::: Records provided

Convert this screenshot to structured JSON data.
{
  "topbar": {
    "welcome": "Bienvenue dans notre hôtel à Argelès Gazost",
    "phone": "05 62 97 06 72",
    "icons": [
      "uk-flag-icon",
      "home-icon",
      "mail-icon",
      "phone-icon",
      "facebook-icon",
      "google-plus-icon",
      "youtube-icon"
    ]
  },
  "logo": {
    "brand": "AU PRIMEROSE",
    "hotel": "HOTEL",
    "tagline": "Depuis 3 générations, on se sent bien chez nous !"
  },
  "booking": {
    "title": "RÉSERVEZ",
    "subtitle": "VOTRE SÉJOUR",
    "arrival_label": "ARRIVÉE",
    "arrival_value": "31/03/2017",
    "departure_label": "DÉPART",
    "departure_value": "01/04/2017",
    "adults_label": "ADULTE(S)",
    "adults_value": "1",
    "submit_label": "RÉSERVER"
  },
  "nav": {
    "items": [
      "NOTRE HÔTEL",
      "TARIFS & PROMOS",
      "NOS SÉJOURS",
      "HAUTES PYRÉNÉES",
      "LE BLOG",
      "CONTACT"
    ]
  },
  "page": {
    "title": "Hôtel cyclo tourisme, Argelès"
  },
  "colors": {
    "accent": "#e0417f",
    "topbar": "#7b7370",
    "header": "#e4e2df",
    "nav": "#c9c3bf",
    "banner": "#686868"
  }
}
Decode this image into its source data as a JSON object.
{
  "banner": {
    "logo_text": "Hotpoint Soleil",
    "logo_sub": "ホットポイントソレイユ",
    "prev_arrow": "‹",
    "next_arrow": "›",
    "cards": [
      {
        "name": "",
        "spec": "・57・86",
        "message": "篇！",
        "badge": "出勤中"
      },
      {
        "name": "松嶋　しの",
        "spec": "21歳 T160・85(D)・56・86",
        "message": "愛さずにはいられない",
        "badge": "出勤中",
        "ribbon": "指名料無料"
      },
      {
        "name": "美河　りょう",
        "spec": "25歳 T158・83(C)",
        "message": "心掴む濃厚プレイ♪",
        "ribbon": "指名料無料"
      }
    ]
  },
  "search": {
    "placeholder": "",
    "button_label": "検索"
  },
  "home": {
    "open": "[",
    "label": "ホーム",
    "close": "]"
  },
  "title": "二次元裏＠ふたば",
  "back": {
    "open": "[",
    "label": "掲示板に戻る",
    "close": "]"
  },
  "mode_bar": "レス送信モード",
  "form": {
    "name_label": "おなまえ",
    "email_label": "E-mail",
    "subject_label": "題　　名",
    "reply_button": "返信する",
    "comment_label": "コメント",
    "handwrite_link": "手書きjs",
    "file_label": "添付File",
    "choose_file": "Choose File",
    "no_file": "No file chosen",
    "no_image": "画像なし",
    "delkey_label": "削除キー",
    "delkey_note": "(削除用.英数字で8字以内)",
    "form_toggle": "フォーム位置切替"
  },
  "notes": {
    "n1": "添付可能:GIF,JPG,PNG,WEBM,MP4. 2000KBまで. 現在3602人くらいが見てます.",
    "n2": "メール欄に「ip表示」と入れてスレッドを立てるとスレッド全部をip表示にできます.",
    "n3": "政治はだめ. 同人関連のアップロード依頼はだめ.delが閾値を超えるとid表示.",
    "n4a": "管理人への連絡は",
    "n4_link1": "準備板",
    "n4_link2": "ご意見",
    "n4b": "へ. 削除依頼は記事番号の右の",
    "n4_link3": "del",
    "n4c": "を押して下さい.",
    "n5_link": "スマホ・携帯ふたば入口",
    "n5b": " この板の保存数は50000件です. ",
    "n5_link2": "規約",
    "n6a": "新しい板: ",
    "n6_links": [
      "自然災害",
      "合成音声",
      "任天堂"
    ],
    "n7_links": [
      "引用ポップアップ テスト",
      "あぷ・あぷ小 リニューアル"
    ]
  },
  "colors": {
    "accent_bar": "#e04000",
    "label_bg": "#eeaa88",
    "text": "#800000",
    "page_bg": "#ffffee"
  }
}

::::::

▸ **Stated problem**:
In full and verbatim, repeat the records given above.

▸ **Answer to this exercise**:
Convert this screenshot to structured JSON data.
{
  "topbar": {
    "welcome": "Bienvenue dans notre hôtel à Argelès Gazost",
    "phone": "05 62 97 06 72",
    "icons": [
      "uk-flag-icon",
      "home-icon",
      "mail-icon",
      "phone-icon",
      "facebook-icon",
      "google-plus-icon",
      "youtube-icon"
    ]
  },
  "logo": {
    "brand": "AU PRIMEROSE",
    "hotel": "HOTEL",
    "tagline": "Depuis 3 générations, on se sent bien chez nous !"
  },
  "booking": {
    "title": "RÉSERVEZ",
    "subtitle": "VOTRE SÉJOUR",
    "arrival_label": "ARRIVÉE",
    "arrival_value": "31/03/2017",
    "departure_label": "DÉPART",
    "departure_value": "01/04/2017",
    "adults_label": "ADULTE(S)",
    "adults_value": "1",
    "submit_label": "RÉSERVER"
  },
  "nav": {
    "items": [
      "NOTRE HÔTEL",
      "TARIFS & PROMOS",
      "NOS SÉJOURS",
      "HAUTES PYRÉNÉES",
      "LE BLOG",
      "CONTACT"
    ]
  },
  "page": {
    "title": "Hôtel cyclo tourisme, Argelès"
  },
  "colors": {
    "accent": "#e0417f",
    "topbar": "#7b7370",
    "header": "#e4e2df",
    "nav": "#c9c3bf",
    "banner": "#686868"
  }
}
Decode this image into its source data as a JSON object.
{
  "banner": {
    "logo_text": "Hotpoint Soleil",
    "logo_sub": "ホットポイントソレイユ",
    "prev_arrow": "‹",
    "next_arrow": "›",
    "cards": [
      {
        "name": "",
        "spec": "・57・86",
        "message": "篇！",
        "badge": "出勤中"
      },
      {
        "name": "松嶋　しの",
        "spec": "21歳 T160・85(D)・56・86",
        "message": "愛さずにはいられない",
        "badge": "出勤中",
        "ribbon": "指名料無料"
      },
      {
        "name": "美河　りょう",
        "spec": "25歳 T158・83(C)",
        "message": "心掴む濃厚プレイ♪",
        "ribbon": "指名料無料"
      }
    ]
  },
  "search": {
    "placeholder": "",
    "button_label": "検索"
  },
  "home": {
    "open": "[",
    "label": "ホーム",
    "close": "]"
  },
  "title": "二次元裏＠ふたば",
  "back": {
    "open": "[",
    "label": "掲示板に戻る",
    "close": "]"
  },
  "mode_bar": "レス送信モード",
  "form": {
    "name_label": "おなまえ",
    "email_label": "E-mail",
    "subject_label": "題　　名",
    "reply_button": "返信する",
    "comment_label": "コメント",
    "handwrite_link": "手書きjs",
    "file_label": "添付File",
    "choose_file": "Choose File",
    "no_file": "No file chosen",
    "no_image": "画像なし",
    "delkey_label": "削除キー",
    "delkey_note": "(削除用.英数字で8字以内)",
    "form_toggle": "フォーム位置切替"
  },
  "notes": {
    "n1": "添付可能:GIF,JPG,PNG,WEBM,MP4. 2000KBまで. 現在3602人くらいが見てます.",
    "n2": "メール欄に「ip表示」と入れてスレッドを立てるとスレッド全部をip表示にできます.",
    "n3": "政治はだめ. 同人関連のアップロード依頼はだめ.delが閾値を超えるとid表示.",
    "n4a": "管理人への連絡は",
    "n4_link1": "準備板",
    "n4_link2": "ご意見",
    "n4b": "へ. 削除依頼は記事番号の右の",
    "n4_link3": "del",
    "n4c": "を押して下さい.",
    "n5_link": "スマホ・携帯ふたば入口",
    "n5b": " この板の保存数は50000件です. ",
    "n5_link2": "規約",
    "n6a": "新しい板: ",
    "n6_links": [
      "自然災害",
      "合成音声",
      "任天堂"
    ],
    "n7_links": [
      "引用ポップアップ テスト",
      "あぷ・あぷ小 リニューアル"
    ]
  },
  "colors": {
    "accent_bar": "#e04000",
    "label_bg": "#eeaa88",
    "text": "#800000",
    "page_bg": "#ffffee"
  }
}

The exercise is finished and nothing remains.